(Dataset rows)
>>>>>
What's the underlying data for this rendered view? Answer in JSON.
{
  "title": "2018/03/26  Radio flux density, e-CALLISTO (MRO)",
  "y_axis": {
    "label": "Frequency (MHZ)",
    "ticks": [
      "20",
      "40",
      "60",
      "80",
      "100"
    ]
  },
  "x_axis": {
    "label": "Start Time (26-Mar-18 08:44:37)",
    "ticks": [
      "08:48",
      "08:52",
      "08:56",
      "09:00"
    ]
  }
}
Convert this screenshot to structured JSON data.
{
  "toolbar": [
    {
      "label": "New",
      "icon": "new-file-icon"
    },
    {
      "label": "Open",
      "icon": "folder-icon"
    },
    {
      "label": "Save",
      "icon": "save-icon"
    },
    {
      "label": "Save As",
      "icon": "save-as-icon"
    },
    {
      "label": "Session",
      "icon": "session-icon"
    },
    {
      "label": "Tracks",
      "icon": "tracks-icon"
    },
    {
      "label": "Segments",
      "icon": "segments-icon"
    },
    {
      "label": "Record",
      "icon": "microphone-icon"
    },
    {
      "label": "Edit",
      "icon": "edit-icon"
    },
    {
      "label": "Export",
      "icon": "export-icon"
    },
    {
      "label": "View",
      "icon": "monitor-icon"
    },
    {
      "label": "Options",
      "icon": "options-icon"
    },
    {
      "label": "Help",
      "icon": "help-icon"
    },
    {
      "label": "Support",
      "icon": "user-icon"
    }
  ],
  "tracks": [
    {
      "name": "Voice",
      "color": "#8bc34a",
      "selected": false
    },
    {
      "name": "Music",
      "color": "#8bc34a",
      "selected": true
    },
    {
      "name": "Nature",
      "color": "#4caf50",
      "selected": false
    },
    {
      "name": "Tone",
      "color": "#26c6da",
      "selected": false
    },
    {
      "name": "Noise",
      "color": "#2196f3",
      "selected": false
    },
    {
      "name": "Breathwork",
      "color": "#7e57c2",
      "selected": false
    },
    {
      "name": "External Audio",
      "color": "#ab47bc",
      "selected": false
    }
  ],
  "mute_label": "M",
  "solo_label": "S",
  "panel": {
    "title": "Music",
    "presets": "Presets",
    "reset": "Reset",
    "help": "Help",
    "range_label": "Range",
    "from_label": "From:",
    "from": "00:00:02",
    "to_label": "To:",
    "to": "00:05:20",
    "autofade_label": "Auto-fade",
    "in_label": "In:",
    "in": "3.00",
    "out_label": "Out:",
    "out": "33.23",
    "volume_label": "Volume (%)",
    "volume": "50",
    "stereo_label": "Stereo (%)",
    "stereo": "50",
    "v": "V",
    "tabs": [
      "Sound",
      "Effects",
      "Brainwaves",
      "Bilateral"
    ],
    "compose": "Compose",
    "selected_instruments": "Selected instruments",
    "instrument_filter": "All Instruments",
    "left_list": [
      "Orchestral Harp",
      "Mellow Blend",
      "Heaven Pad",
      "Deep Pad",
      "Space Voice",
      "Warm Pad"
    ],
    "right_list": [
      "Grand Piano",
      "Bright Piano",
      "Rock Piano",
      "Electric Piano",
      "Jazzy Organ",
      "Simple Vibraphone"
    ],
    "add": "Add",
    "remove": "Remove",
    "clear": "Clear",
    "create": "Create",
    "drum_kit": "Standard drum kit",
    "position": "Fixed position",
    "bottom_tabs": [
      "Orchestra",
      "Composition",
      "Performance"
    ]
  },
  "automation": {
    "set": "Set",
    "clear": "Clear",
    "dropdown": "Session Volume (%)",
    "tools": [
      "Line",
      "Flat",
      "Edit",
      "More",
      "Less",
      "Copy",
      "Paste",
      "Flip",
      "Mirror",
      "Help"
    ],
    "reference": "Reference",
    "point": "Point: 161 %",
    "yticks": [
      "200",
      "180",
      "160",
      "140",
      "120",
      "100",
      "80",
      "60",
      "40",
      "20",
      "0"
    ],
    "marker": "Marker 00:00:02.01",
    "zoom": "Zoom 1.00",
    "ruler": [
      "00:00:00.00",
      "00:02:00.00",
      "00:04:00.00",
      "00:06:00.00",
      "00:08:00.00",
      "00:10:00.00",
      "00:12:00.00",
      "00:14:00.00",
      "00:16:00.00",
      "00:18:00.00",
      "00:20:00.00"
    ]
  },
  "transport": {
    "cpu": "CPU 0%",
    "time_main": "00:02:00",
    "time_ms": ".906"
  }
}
<<<<<
All of the data must be returned exactly.

What's the underlying data for this rendered view? Answer in JSON.
{
  "title": "2018/03/26  Radio flux density, e-CALLISTO (MRO)",
  "y_axis": {
    "label": "Frequency (MHZ)",
    "ticks": [
      "20",
      "40",
      "60",
      "80",
      "100"
    ]
  },
  "x_axis": {
    "label": "Start Time (26-Mar-18 08:44:37)",
    "ticks": [
      "08:48",
      "08:52",
      "08:56",
      "09:00"
    ]
  }
}
Convert this screenshot to structured JSON data.
{
  "toolbar": [
    {
      "label": "New",
      "icon": "new-file-icon"
    },
    {
      "label": "Open",
      "icon": "folder-icon"
    },
    {
      "label": "Save",
      "icon": "save-icon"
    },
    {
      "label": "Save As",
      "icon": "save-as-icon"
    },
    {
      "label": "Session",
      "icon": "session-icon"
    },
    {
      "label": "Tracks",
      "icon": "tracks-icon"
    },
    {
      "label": "Segments",
      "icon": "segments-icon"
    },
    {
      "label": "Record",
      "icon": "microphone-icon"
    },
    {
      "label": "Edit",
      "icon": "edit-icon"
    },
    {
      "label": "Export",
      "icon": "export-icon"
    },
    {
      "label": "View",
      "icon": "monitor-icon"
    },
    {
      "label": "Options",
      "icon": "options-icon"
    },
    {
      "label": "Help",
      "icon": "help-icon"
    },
    {
      "label": "Support",
      "icon": "user-icon"
    }
  ],
  "tracks": [
    {
      "name": "Voice",
      "color": "#8bc34a",
      "selected": false
    },
    {
      "name": "Music",
      "color": "#8bc34a",
      "selected": true
    },
    {
      "name": "Nature",
      "color": "#4caf50",
      "selected": false
    },
    {
      "name": "Tone",
      "color": "#26c6da",
      "selected": false
    },
    {
      "name": "Noise",
      "color": "#2196f3",
      "selected": false
    },
    {
      "name": "Breathwork",
      "color": "#7e57c2",
      "selected": false
    },
    {
      "name": "External Audio",
      "color": "#ab47bc",
      "selected": false
    }
  ],
  "mute_label": "M",
  "solo_label": "S",
  "panel": {
    "title": "Music",
    "presets": "Presets",
    "reset": "Reset",
    "help": "Help",
    "range_label": "Range",
    "from_label": "From:",
    "from": "00:00:02",
    "to_label": "To:",
    "to": "00:05:20",
    "autofade_label": "Auto-fade",
    "in_label": "In:",
    "in": "3.00",
    "out_label": "Out:",
    "out": "33.23",
    "volume_label": "Volume (%)",
    "volume": "50",
    "stereo_label": "Stereo (%)",
    "stereo": "50",
    "v": "V",
    "tabs": [
      "Sound",
      "Effects",
      "Brainwaves",
      "Bilateral"
    ],
    "compose": "Compose",
    "selected_instruments": "Selected instruments",
    "instrument_filter": "All Instruments",
    "left_list": [
      "Orchestral Harp",
      "Mellow Blend",
      "Heaven Pad",
      "Deep Pad",
      "Space Voice",
      "Warm Pad"
    ],
    "right_list": [
      "Grand Piano",
      "Bright Piano",
      "Rock Piano",
      "Electric Piano",
      "Jazzy Organ",
      "Simple Vibraphone"
    ],
    "add": "Add",
    "remove": "Remove",
    "clear": "Clear",
    "create": "Create",
    "drum_kit": "Standard drum kit",
    "position": "Fixed position",
    "bottom_tabs": [
      "Orchestra",
      "Composition",
      "Performance"
    ]
  },
  "automation": {
    "set": "Set",
    "clear": "Clear",
    "dropdown": "Session Volume (%)",
    "tools": [
      "Line",
      "Flat",
      "Edit",
      "More",
      "Less",
      "Copy",
      "Paste",
      "Flip",
      "Mirror",
      "Help"
    ],
    "reference": "Reference",
    "point": "Point: 161 %",
    "yticks": [
      "200",
      "180",
      "160",
      "140",
      "120",
      "100",
      "80",
      "60",
      "40",
      "20",
      "0"
    ],
    "marker": "Marker 00:00:02.01",
    "zoom": "Zoom 1.00",
    "ruler": [
      "00:00:00.00",
      "00:02:00.00",
      "00:04:00.00",
      "00:06:00.00",
      "00:08:00.00",
      "00:10:00.00",
      "00:12:00.00",
      "00:14:00.00",
      "00:16:00.00",
      "00:18:00.00",
      "00:20:00.00"
    ]
  },
  "transport": {
    "cpu": "CPU 0%",
    "time_main": "00:02:00",
    "time_ms": ".906"
  }
}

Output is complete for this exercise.